Given problem - Your task is to copy the material exactly.

##### Stored rows #####

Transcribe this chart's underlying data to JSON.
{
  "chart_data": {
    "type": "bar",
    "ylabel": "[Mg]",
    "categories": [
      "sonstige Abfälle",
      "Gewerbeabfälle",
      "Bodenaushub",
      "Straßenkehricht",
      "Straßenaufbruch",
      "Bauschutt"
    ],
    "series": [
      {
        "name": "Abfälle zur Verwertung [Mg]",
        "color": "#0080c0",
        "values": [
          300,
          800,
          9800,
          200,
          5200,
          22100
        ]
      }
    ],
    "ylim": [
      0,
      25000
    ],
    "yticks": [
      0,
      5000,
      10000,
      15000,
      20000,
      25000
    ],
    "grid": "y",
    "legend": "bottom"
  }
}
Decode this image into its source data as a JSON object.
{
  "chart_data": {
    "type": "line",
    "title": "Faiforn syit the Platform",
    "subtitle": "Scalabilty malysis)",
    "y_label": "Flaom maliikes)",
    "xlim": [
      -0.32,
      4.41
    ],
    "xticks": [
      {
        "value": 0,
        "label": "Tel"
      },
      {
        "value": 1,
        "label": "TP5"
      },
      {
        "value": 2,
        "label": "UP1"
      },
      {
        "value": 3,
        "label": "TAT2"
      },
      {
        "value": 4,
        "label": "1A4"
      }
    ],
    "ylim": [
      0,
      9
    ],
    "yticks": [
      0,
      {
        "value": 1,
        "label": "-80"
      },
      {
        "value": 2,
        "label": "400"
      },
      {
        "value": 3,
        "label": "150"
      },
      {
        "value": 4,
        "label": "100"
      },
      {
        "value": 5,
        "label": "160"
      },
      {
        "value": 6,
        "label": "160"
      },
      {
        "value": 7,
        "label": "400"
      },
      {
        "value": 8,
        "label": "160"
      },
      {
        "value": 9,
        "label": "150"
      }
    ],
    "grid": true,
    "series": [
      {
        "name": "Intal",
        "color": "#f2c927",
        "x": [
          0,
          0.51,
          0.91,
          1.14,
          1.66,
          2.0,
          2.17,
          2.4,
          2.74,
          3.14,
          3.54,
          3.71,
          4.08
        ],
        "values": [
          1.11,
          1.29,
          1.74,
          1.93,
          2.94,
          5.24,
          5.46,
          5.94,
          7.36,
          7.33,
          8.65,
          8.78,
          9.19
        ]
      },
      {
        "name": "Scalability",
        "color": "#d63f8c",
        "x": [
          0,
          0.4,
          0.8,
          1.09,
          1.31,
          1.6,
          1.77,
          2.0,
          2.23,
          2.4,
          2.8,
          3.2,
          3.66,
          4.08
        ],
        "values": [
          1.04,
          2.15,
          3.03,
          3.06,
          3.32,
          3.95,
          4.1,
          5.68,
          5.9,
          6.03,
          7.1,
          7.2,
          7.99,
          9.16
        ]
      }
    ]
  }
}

#####

Solved exercise -
Transcribe this chart's underlying data to JSON.
{
  "chart_data": {
    "type": "bar",
    "ylabel": "[Mg]",
    "categories": [
      "sonstige Abfälle",
      "Gewerbeabfälle",
      "Bodenaushub",
      "Straßenkehricht",
      "Straßenaufbruch",
      "Bauschutt"
    ],
    "series": [
      {
        "name": "Abfälle zur Verwertung [Mg]",
        "color": "#0080c0",
        "values": [
          300,
          800,
          9800,
          200,
          5200,
          22100
        ]
      }
    ],
    "ylim": [
      0,
      25000
    ],
    "yticks": [
      0,
      5000,
      10000,
      15000,
      20000,
      25000
    ],
    "grid": "y",
    "legend": "bottom"
  }
}
Decode this image into its source data as a JSON object.
{
  "chart_data": {
    "type": "line",
    "title": "Faiforn syit the Platform",
    "subtitle": "Scalabilty malysis)",
    "y_label": "Flaom maliikes)",
    "xlim": [
      -0.32,
      4.41
    ],
    "xticks": [
      {
        "value": 0,
        "label": "Tel"
      },
      {
        "value": 1,
        "label": "TP5"
      },
      {
        "value": 2,
        "label": "UP1"
      },
      {
        "value": 3,
        "label": "TAT2"
      },
      {
        "value": 4,
        "label": "1A4"
      }
    ],
    "ylim": [
      0,
      9
    ],
    "yticks": [
      0,
      {
        "value": 1,
        "label": "-80"
      },
      {
        "value": 2,
        "label": "400"
      },
      {
        "value": 3,
        "label": "150"
      },
      {
        "value": 4,
        "label": "100"
      },
      {
        "value": 5,
        "label": "160"
      },
      {
        "value": 6,
        "label": "160"
      },
      {
        "value": 7,
        "label": "400"
      },
      {
        "value": 8,
        "label": "160"
      },
      {
        "value": 9,
        "label": "150"
      }
    ],
    "grid": true,
    "series": [
      {
        "name": "Intal",
        "color": "#f2c927",
        "x": [
          0,
          0.51,
          0.91,
          1.14,
          1.66,
          2.0,
          2.17,
          2.4,
          2.74,
          3.14,
          3.54,
          3.71,
          4.08
        ],
        "values": [
          1.11,
          1.29,
          1.74,
          1.93,
          2.94,
          5.24,
          5.46,
          5.94,
          7.36,
          7.33,
          8.65,
          8.78,
          9.19
        ]
      },
      {
        "name": "Scalability",
        "color": "#d63f8c",
        "x": [
          0,
          0.4,
          0.8,
          1.09,
          1.31,
          1.6,
          1.77,
          2.0,
          2.23,
          2.4,
          2.8,
          3.2,
          3.66,
          4.08
        ],
        "values": [
          1.04,
          2.15,
          3.03,
          3.06,
          3.32,
          3.95,
          4.1,
          5.68,
          5.9,
          6.03,
          7.1,
          7.2,
          7.99,
          9.16
        ]
      }
    ]
  }
}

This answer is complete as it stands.